**Exercise aim:** Report each line of the material that contains the string "title", copying every such line in full.

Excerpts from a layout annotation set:

※

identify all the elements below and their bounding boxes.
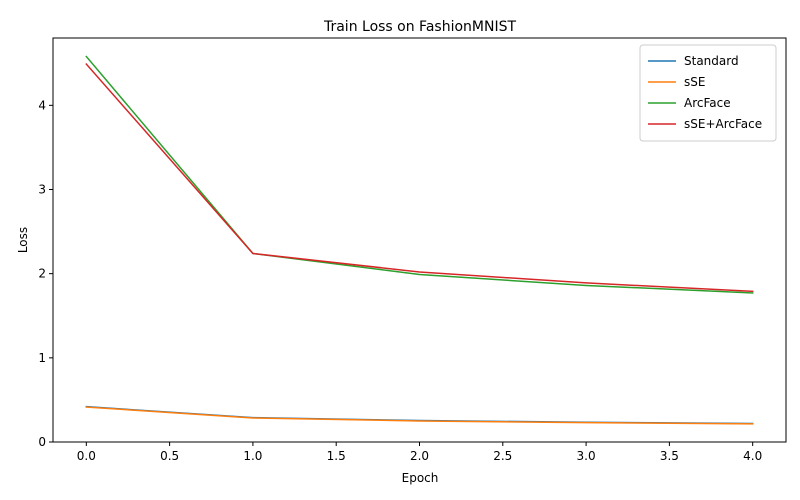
y-tick-label: 4 <box>38 98 46 112</box>
chart-title: Train Loss on FashionMNIST <box>323 19 516 35</box>
x-tick-label: 1.5 <box>327 449 346 463</box>
series-line-arcface <box>85 55 754 294</box>
x-tick-label: 4.0 <box>743 449 762 463</box>
legend-label: ArcFace <box>684 96 731 110</box>
y-tick-label: 0 <box>38 435 46 449</box>
x-axis-ticks: 0.0 0.5 1.0 1.5 2.0 2.5 3.0 3.5 4.0 <box>77 442 762 463</box>
y-axis-ticks: 0 1 2 3 4 <box>38 98 53 449</box>
series-line-sse <box>85 406 754 425</box>
x-tick-label: 3.0 <box>577 449 596 463</box>
y-tick-label: 3 <box>38 183 46 197</box>
x-tick-label: 0.5 <box>160 449 179 463</box>
legend-label: sSE+ArcFace <box>684 117 762 131</box>
x-tick-label: 0.0 <box>77 449 96 463</box>
x-tick-label: 2.0 <box>410 449 429 463</box>
legend-label: Standard <box>684 54 739 68</box>
x-tick-label: 3.5 <box>660 449 679 463</box>
legend-box <box>639 44 777 142</box>
series-line-sse-arcface <box>85 63 754 293</box>
legend: Standard sSE ArcFace sSE+ArcFace <box>639 44 777 142</box>
y-tick-label: 1 <box>38 351 46 365</box>
x-axis-title: Epoch <box>402 471 439 485</box>
plot-series <box>85 55 754 425</box>
legend-label: sSE <box>684 75 705 89</box>
y-axis-title: Loss <box>16 227 30 253</box>
x-tick-label: 1.0 <box>243 449 262 463</box>
y-tick-label: 2 <box>38 267 46 281</box>
x-tick-label: 2.5 <box>493 449 512 463</box>
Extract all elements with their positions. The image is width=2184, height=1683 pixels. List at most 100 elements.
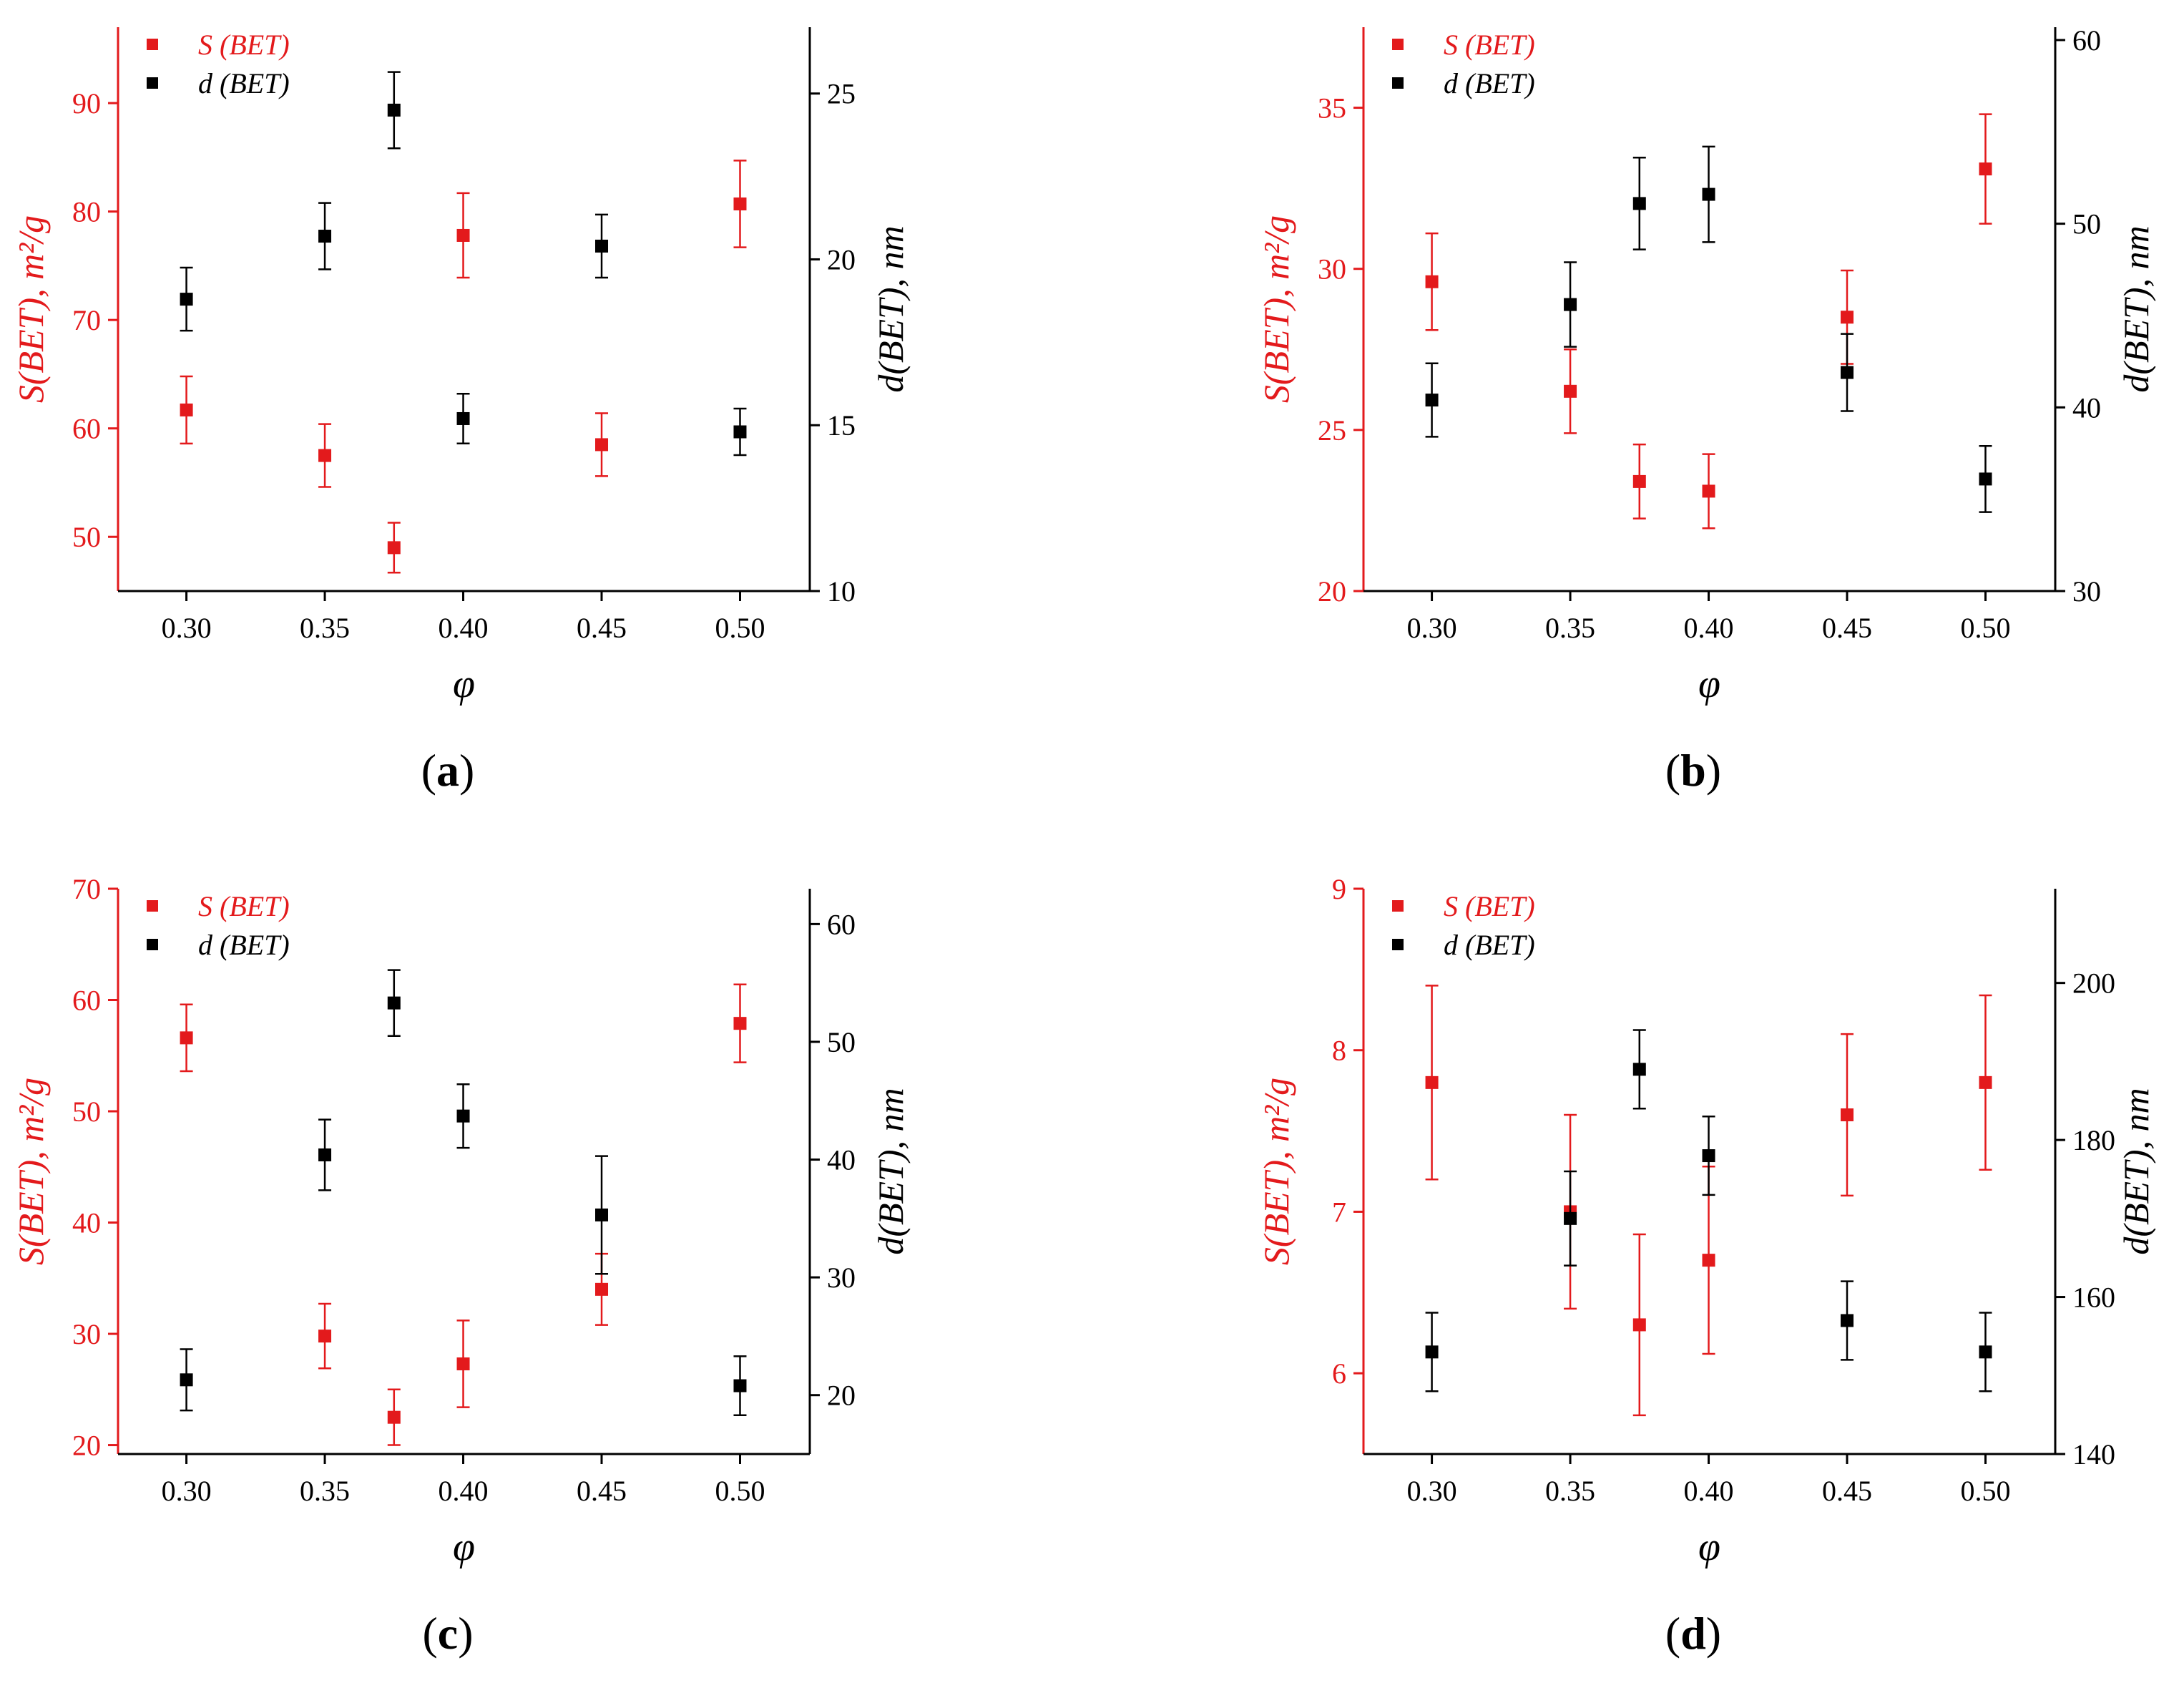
left-y-tick-label: 70 bbox=[72, 873, 101, 905]
d-bet-point bbox=[1702, 1149, 1715, 1163]
legend-label: d (BET) bbox=[198, 929, 290, 961]
left-y-tick-label: 60 bbox=[72, 413, 101, 445]
right-y-tick-label: 140 bbox=[2072, 1438, 2115, 1470]
s-bet-point bbox=[595, 1282, 609, 1296]
chart-panel-a: 0.30 0.35 0.40 0.45 0.50 φ 50 60 70 80 90 10 15 20 25 S… bbox=[11, 27, 911, 706]
left-y-tick-label: 50 bbox=[72, 1096, 101, 1128]
left-y-tick-label: 35 bbox=[1318, 92, 1346, 125]
left-y-tick-label: 50 bbox=[72, 521, 101, 553]
legend-label: d (BET) bbox=[198, 67, 290, 99]
s-bet-point bbox=[1702, 1254, 1715, 1267]
d-bet-point bbox=[387, 996, 401, 1010]
d-bet-point bbox=[1979, 1345, 1992, 1359]
left-y-tick-label: 9 bbox=[1332, 873, 1346, 905]
x-tick-label: 0.35 bbox=[300, 612, 350, 644]
left-y-tick-label: 20 bbox=[1318, 575, 1346, 608]
d-bet-point bbox=[1564, 298, 1577, 311]
left-y-axis-title: S(BET), m²/g bbox=[11, 1078, 51, 1265]
d-bet-point bbox=[1841, 1314, 1854, 1327]
s-bet-point bbox=[1632, 474, 1646, 488]
s-bet-point bbox=[1425, 1075, 1439, 1089]
x-tick-label: 0.40 bbox=[439, 1475, 489, 1507]
x-tick-label: 0.50 bbox=[715, 612, 765, 644]
x-tick-label: 0.35 bbox=[1545, 612, 1595, 644]
right-y-tick-label: 40 bbox=[2072, 391, 2101, 424]
panel-caption-d: (d) bbox=[1665, 1608, 1721, 1659]
right-y-tick-label: 60 bbox=[827, 908, 856, 940]
x-tick-label: 0.30 bbox=[1407, 1475, 1457, 1507]
legend-marker bbox=[1392, 39, 1404, 50]
left-y-axis-title: S(BET), m²/g bbox=[1256, 215, 1296, 403]
legend-label: d (BET) bbox=[1444, 67, 1535, 99]
left-y-tick-label: 90 bbox=[72, 87, 101, 119]
x-tick-label: 0.30 bbox=[1407, 612, 1457, 644]
x-tick-label: 0.50 bbox=[715, 1475, 765, 1507]
chart-panel-b: 0.30 0.35 0.40 0.45 0.50 φ 20 25 30 35 30 40 50 60 S(B… bbox=[1256, 24, 2156, 706]
d-bet-point bbox=[1425, 1345, 1439, 1359]
x-tick-label: 0.35 bbox=[300, 1475, 350, 1507]
right-y-tick-label: 60 bbox=[2072, 24, 2101, 57]
right-y-tick-label: 15 bbox=[827, 409, 856, 442]
left-y-tick-label: 8 bbox=[1332, 1035, 1346, 1067]
right-y-tick-label: 200 bbox=[2072, 967, 2115, 1000]
s-bet-point bbox=[1841, 311, 1854, 324]
d-bet-point bbox=[180, 293, 193, 306]
s-bet-point bbox=[733, 1017, 747, 1030]
x-axis-title: φ bbox=[1698, 662, 1720, 706]
s-bet-point bbox=[318, 1330, 332, 1343]
x-tick-label: 0.50 bbox=[1960, 612, 2010, 644]
left-y-tick-label: 30 bbox=[72, 1318, 101, 1350]
d-bet-point bbox=[180, 1373, 193, 1387]
right-y-tick-label: 10 bbox=[827, 575, 856, 608]
legend-marker bbox=[1392, 900, 1404, 912]
chart-panel-c: 0.30 0.35 0.40 0.45 0.50 φ 20 30 40 50 60 70 20 30 40 5… bbox=[11, 873, 911, 1569]
x-axis-title: φ bbox=[453, 662, 475, 706]
panel-caption-c: (c) bbox=[422, 1608, 473, 1659]
x-tick-label: 0.45 bbox=[577, 612, 627, 644]
left-y-tick-label: 30 bbox=[1318, 253, 1346, 286]
panel-letter-a: a bbox=[436, 745, 459, 796]
s-bet-point bbox=[1425, 275, 1439, 288]
d-bet-point bbox=[733, 1379, 747, 1392]
right-y-tick-label: 40 bbox=[827, 1144, 856, 1176]
x-tick-label: 0.30 bbox=[162, 1475, 212, 1507]
s-bet-point bbox=[1841, 1108, 1854, 1121]
x-tick-label: 0.40 bbox=[1684, 1475, 1734, 1507]
left-y-axis-title: S(BET), m²/g bbox=[11, 215, 51, 403]
left-y-tick-label: 25 bbox=[1318, 414, 1346, 447]
left-y-tick-label: 6 bbox=[1332, 1357, 1346, 1390]
x-tick-label: 0.45 bbox=[1822, 612, 1872, 644]
s-bet-point bbox=[1979, 162, 1992, 176]
s-bet-point bbox=[387, 1410, 401, 1424]
d-bet-point bbox=[1702, 187, 1715, 201]
d-bet-point bbox=[595, 1208, 609, 1221]
s-bet-point bbox=[1702, 484, 1715, 498]
left-y-tick-label: 60 bbox=[72, 985, 101, 1017]
panel-letter-c: c bbox=[438, 1608, 458, 1659]
d-bet-point bbox=[595, 239, 609, 253]
right-y-tick-label: 30 bbox=[827, 1262, 856, 1294]
d-bet-point bbox=[1564, 1211, 1577, 1225]
x-tick-label: 0.45 bbox=[1822, 1475, 1872, 1507]
s-bet-point bbox=[180, 403, 193, 416]
s-bet-point bbox=[733, 197, 747, 211]
s-bet-point bbox=[318, 449, 332, 462]
legend-marker bbox=[147, 39, 158, 50]
x-tick-label: 0.40 bbox=[1684, 612, 1734, 644]
d-bet-point bbox=[456, 1109, 470, 1123]
legend-marker bbox=[1392, 77, 1404, 89]
d-bet-point bbox=[1979, 472, 1992, 486]
s-bet-point bbox=[1564, 384, 1577, 398]
legend-label: d (BET) bbox=[1444, 929, 1535, 961]
legend-label: S (BET) bbox=[198, 890, 290, 922]
left-y-tick-label: 40 bbox=[72, 1207, 101, 1239]
right-y-axis-title: d(BET), nm bbox=[871, 225, 911, 392]
left-y-tick-label: 20 bbox=[72, 1430, 101, 1462]
left-y-tick-label: 70 bbox=[72, 304, 101, 336]
legend-label: S (BET) bbox=[1444, 29, 1535, 61]
left-y-tick-label: 80 bbox=[72, 196, 101, 228]
legend-marker bbox=[147, 900, 158, 912]
right-y-tick-label: 50 bbox=[827, 1026, 856, 1058]
right-y-tick-label: 20 bbox=[827, 243, 856, 275]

※

**Task answer:**
chart-title: Train Loss on FashionMNIST <box>323 19 516 35</box>
x-axis-title: Epoch <box>402 471 439 485</box>
y-axis-title: Loss <box>16 227 30 253</box>
left-y-axis-title: S(BET), m²/g bbox=[11, 1078, 51, 1265]
left-y-axis-title: S(BET), m²/g bbox=[1256, 215, 1296, 403]
x-axis-title: φ bbox=[1698, 662, 1720, 706]
x-axis-title: φ bbox=[453, 662, 475, 706]
left-y-axis-title: S(BET), m²/g bbox=[11, 215, 51, 403]
right-y-axis-title: d(BET), nm bbox=[871, 225, 911, 392]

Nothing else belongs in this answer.